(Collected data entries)
────────────────────

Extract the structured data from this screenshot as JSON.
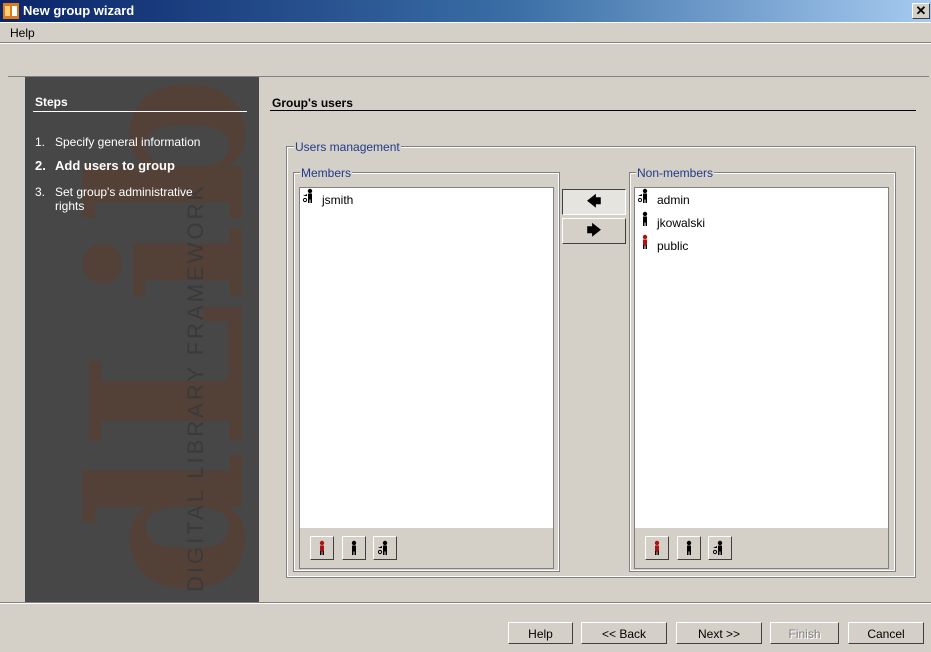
{
  "window": {
    "title": "New group wizard",
    "close_glyph": "✕",
    "app_icon": "wizard-app-icon"
  },
  "menu": {
    "help_label": "Help"
  },
  "steps": {
    "header": "Steps",
    "watermark_text": "dLibra",
    "vertical_text": "DIGITAL LIBRARY FRAMEWORK",
    "items": [
      {
        "num": "1.",
        "label": "Specify general information",
        "active": false
      },
      {
        "num": "2.",
        "label": "Add users to group",
        "active": true
      },
      {
        "num": "3.",
        "label": "Set group's administrative rights",
        "active": false
      }
    ]
  },
  "page": {
    "section_title": "Group's users",
    "users_management_legend": "Users management"
  },
  "members": {
    "legend": "Members",
    "items": [
      {
        "name": "jsmith",
        "icon": "admin-user-icon"
      }
    ]
  },
  "non_members": {
    "legend": "Non-members",
    "items": [
      {
        "name": "admin",
        "icon": "admin-user-icon"
      },
      {
        "name": "jkowalski",
        "icon": "user-icon"
      },
      {
        "name": "public",
        "icon": "public-user-icon"
      }
    ]
  },
  "transfer": {
    "add_glyph": "🡄",
    "remove_glyph": "🡆"
  },
  "footer": {
    "help": "Help",
    "back": "<< Back",
    "next": "Next >>",
    "finish": "Finish",
    "cancel": "Cancel"
  },
  "colors": {
    "title_bar": "#0a246a",
    "steps_panel_bg": "#474747",
    "legend_text": "#1f3b8a",
    "dialog_bg": "#d4d0c8"
  }
}
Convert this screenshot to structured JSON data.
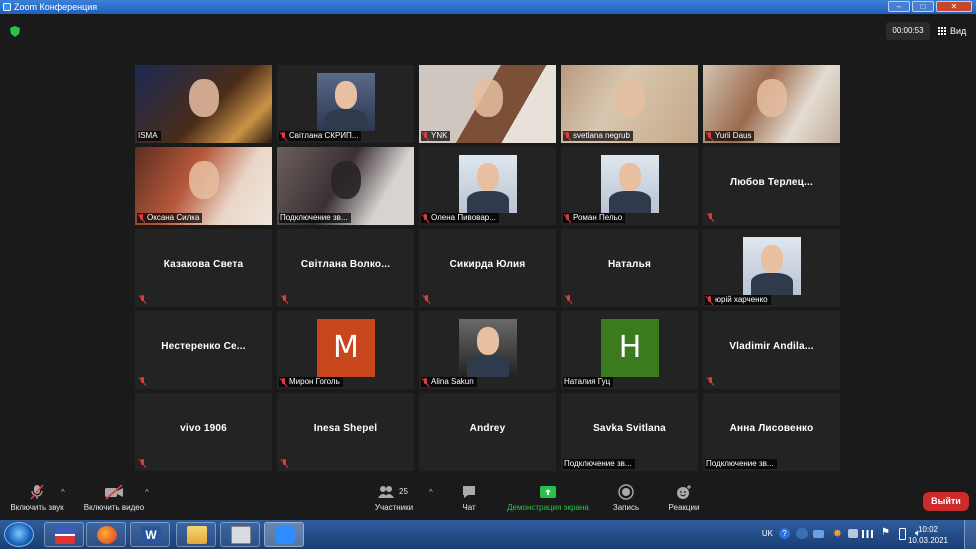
{
  "window": {
    "title": "Zoom Конференция"
  },
  "header": {
    "timer": "00:00:53",
    "view_label": "Вид"
  },
  "participants": [
    {
      "name": "ISMA",
      "kind": "video",
      "muted": false,
      "active": true
    },
    {
      "name": "Світлана СКРИП...",
      "kind": "photo",
      "muted": true
    },
    {
      "name": "YNK",
      "kind": "video",
      "muted": true
    },
    {
      "name": "svetlana negrub",
      "kind": "video",
      "muted": true
    },
    {
      "name": "Yurii Daus",
      "kind": "video",
      "muted": true
    },
    {
      "name": "Оксана Силка",
      "kind": "video",
      "muted": true
    },
    {
      "name": "Подключение зв...",
      "kind": "video",
      "muted": false
    },
    {
      "name": "Олена Пивовар...",
      "kind": "photo",
      "muted": true
    },
    {
      "name": "Роман Пельо",
      "kind": "photo",
      "muted": true
    },
    {
      "name": "Любов Терлец...",
      "kind": "name",
      "muted": true
    },
    {
      "name": "Казакова Света",
      "kind": "name",
      "muted": true
    },
    {
      "name": "Світлана Волко...",
      "kind": "name",
      "muted": true
    },
    {
      "name": "Сикирда Юлия",
      "kind": "name",
      "muted": true
    },
    {
      "name": "Наталья",
      "kind": "name",
      "muted": true
    },
    {
      "name": "юрій харченко",
      "kind": "photo",
      "muted": true
    },
    {
      "name": "Нестеренко Се...",
      "kind": "name",
      "muted": true
    },
    {
      "name": "Мирон Гоголь",
      "kind": "avatar",
      "letter": "M",
      "color": "#c8461b",
      "muted": true
    },
    {
      "name": "Alina Sakun",
      "kind": "photo",
      "muted": true
    },
    {
      "name": "Наталия Гуц",
      "kind": "avatar",
      "letter": "H",
      "color": "#3c7a1e",
      "muted": false
    },
    {
      "name": "Vladimir Andila...",
      "kind": "name",
      "muted": true
    },
    {
      "name": "vivo 1906",
      "kind": "name",
      "muted": true
    },
    {
      "name": "Inesa Shepel",
      "kind": "name",
      "muted": true
    },
    {
      "name": "Andrey",
      "kind": "name",
      "muted": false
    },
    {
      "name": "Savka Svitlana",
      "kind": "name",
      "muted": false,
      "sub": "Подключение зв..."
    },
    {
      "name": "Анна Лисовенко",
      "kind": "name",
      "muted": false,
      "sub": "Подключение зв..."
    }
  ],
  "toolbar": {
    "unmute": "Включить звук",
    "start_video": "Включить видео",
    "participants": "Участники",
    "participants_count": "25",
    "chat": "Чат",
    "share": "Демонстрация экрана",
    "record": "Запись",
    "reactions": "Реакции",
    "leave": "Выйти"
  },
  "taskbar": {
    "lang": "UK",
    "time": "10:02",
    "date": "10.03.2021"
  },
  "colors": {
    "accent_green": "#27c24c",
    "leave_red": "#cc2b2b",
    "active_outline": "#cbe84f",
    "mute_red": "#e23b3b"
  }
}
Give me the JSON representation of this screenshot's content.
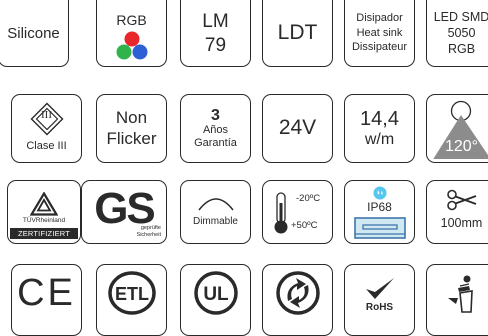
{
  "colors": {
    "ink": "#2a2a2a",
    "red": "#e8262b",
    "green": "#2fb34a",
    "blue": "#2f5fd6",
    "grey_cone": "#8c8c8c",
    "ip_badge": "#54c7ee",
    "heatsink_box": "#3f76a9"
  },
  "icons": [
    {
      "key": "silicone",
      "label": "Silicone"
    },
    {
      "key": "rgb",
      "label": "RGB",
      "icon": "rgb-dots-icon"
    },
    {
      "key": "lm79",
      "line1": "LM",
      "line2": "79"
    },
    {
      "key": "ldt",
      "label": "LDT"
    },
    {
      "key": "heatsink",
      "line1": "Disipador",
      "line2": "Heat sink",
      "line3": "Dissipateur"
    },
    {
      "key": "smd",
      "line1": "LED SMD",
      "line2": "5050",
      "line3": "RGB"
    },
    {
      "key": "clase3",
      "symbol": "III",
      "label": "Clase III",
      "icon": "class-iii-diamond-icon"
    },
    {
      "key": "flicker",
      "line1": "Non",
      "line2": "Flicker"
    },
    {
      "key": "warranty",
      "line1": "3",
      "line2": "Años",
      "line3": "Garantía"
    },
    {
      "key": "voltage",
      "label": "24V"
    },
    {
      "key": "power",
      "line1": "14,4",
      "line2": "w/m"
    },
    {
      "key": "angle",
      "label": "120°",
      "icon": "beam-angle-icon"
    },
    {
      "key": "tuv",
      "line1": "TÜVRheinland",
      "line2": "ZERTIFIZIERT",
      "gs_text": "GS",
      "gs_sub1": "geprüfte",
      "gs_sub2": "Sicherheit"
    },
    {
      "key": "dimmable",
      "label": "Dimmable",
      "icon": "dimmer-arc-icon"
    },
    {
      "key": "temp",
      "top": "-20ºC",
      "bottom": "+50ºC",
      "icon": "thermometer-icon"
    },
    {
      "key": "ip68",
      "label": "IP68",
      "icon": "water-drop-icon"
    },
    {
      "key": "cut",
      "label": "100mm",
      "icon": "scissors-icon"
    },
    {
      "key": "ce",
      "label": "CE"
    },
    {
      "key": "etl",
      "label": "ETL",
      "icon": "etl-logo-icon"
    },
    {
      "key": "ul",
      "label": "UL",
      "icon": "ul-logo-icon"
    },
    {
      "key": "recycle",
      "icon": "green-dot-icon"
    },
    {
      "key": "rohs",
      "label": "RoHS",
      "icon": "rohs-check-icon"
    },
    {
      "key": "weee",
      "icon": "weee-bin-icon"
    }
  ]
}
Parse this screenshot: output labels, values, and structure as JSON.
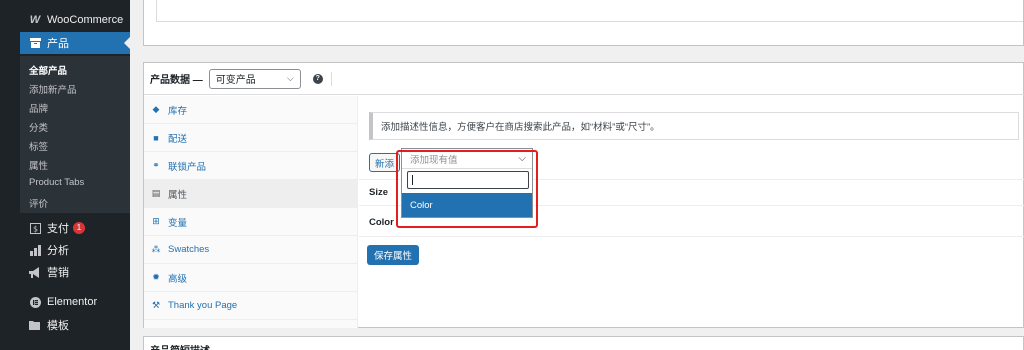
{
  "sidebar": {
    "woocommerce": {
      "label": "WooCommerce",
      "icon": "woocommerce-icon"
    },
    "products": {
      "label": "产品",
      "icon": "archive-icon"
    },
    "submenu": [
      "全部产品",
      "添加新产品",
      "品牌",
      "分类",
      "标签",
      "属性",
      "Product Tabs",
      "评价"
    ],
    "payments": {
      "label": "支付",
      "icon": "dollar-icon",
      "badge": "1"
    },
    "analytics": {
      "label": "分析",
      "icon": "bar-chart-icon"
    },
    "marketing": {
      "label": "营销",
      "icon": "megaphone-icon"
    },
    "elementor": {
      "label": "Elementor",
      "icon": "elementor-icon"
    },
    "templates": {
      "label": "模板",
      "icon": "folder-icon"
    }
  },
  "product_data": {
    "title": "产品数据 —",
    "type_value": "可变产品",
    "tabs": [
      "库存",
      "配送",
      "联锁产品",
      "属性",
      "变量",
      "Swatches",
      "高级",
      "Thank you Page"
    ],
    "notice": "添加描述性信息，方便客户在商店搜索此产品，如“材料”或“尺寸”。",
    "add_new_label": "新添",
    "attributes": [
      "Size",
      "Color"
    ],
    "save_label": "保存属性",
    "dropdown": {
      "placeholder": "添加现有值",
      "search_value": "",
      "option": "Color"
    }
  },
  "bottom_panel": {
    "title": "产品简短描述"
  },
  "colors": {
    "accent": "#2271b1",
    "sidebar": "#1d2327",
    "highlight": "#e02020"
  }
}
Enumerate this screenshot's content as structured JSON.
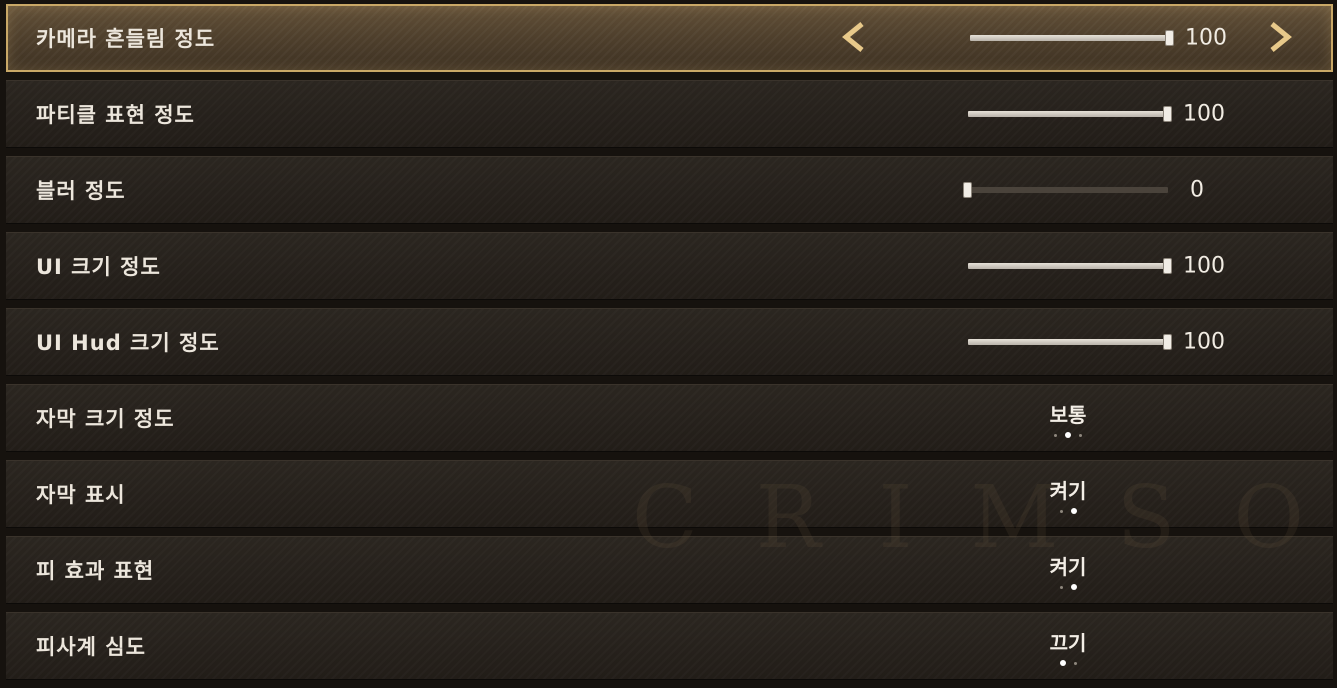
{
  "settings": {
    "rows": [
      {
        "label": "카메라 흔들림 정도",
        "type": "slider",
        "value": "100",
        "level": 100,
        "selected": true
      },
      {
        "label": "파티클 표현 정도",
        "type": "slider",
        "value": "100",
        "level": 100
      },
      {
        "label": "블러 정도",
        "type": "slider",
        "value": "0",
        "level": 0
      },
      {
        "label": "UI 크기 정도",
        "type": "slider",
        "value": "100",
        "level": 100
      },
      {
        "label": "UI Hud 크기 정도",
        "type": "slider",
        "value": "100",
        "level": 100
      },
      {
        "label": "자막 크기 정도",
        "type": "option",
        "value": "보통",
        "option_count": 3,
        "option_index": 1
      },
      {
        "label": "자막 표시",
        "type": "option",
        "value": "켜기",
        "option_count": 2,
        "option_index": 1
      },
      {
        "label": "피 효과 표현",
        "type": "option",
        "value": "켜기",
        "option_count": 2,
        "option_index": 1
      },
      {
        "label": "피사계 심도",
        "type": "option",
        "value": "끄기",
        "option_count": 2,
        "option_index": 0
      }
    ]
  },
  "watermark": "CRIMSON",
  "icons": {
    "left_arrow": "chevron-left-icon",
    "right_arrow": "chevron-right-icon"
  },
  "colors": {
    "accent_gold": "#c9a867",
    "text": "#ece6dc",
    "slider_fill": "#d8d2c9"
  }
}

────────────────────

# What is expected
Respond with the number of lines containing "screenshot" and no additional words.

# The result
5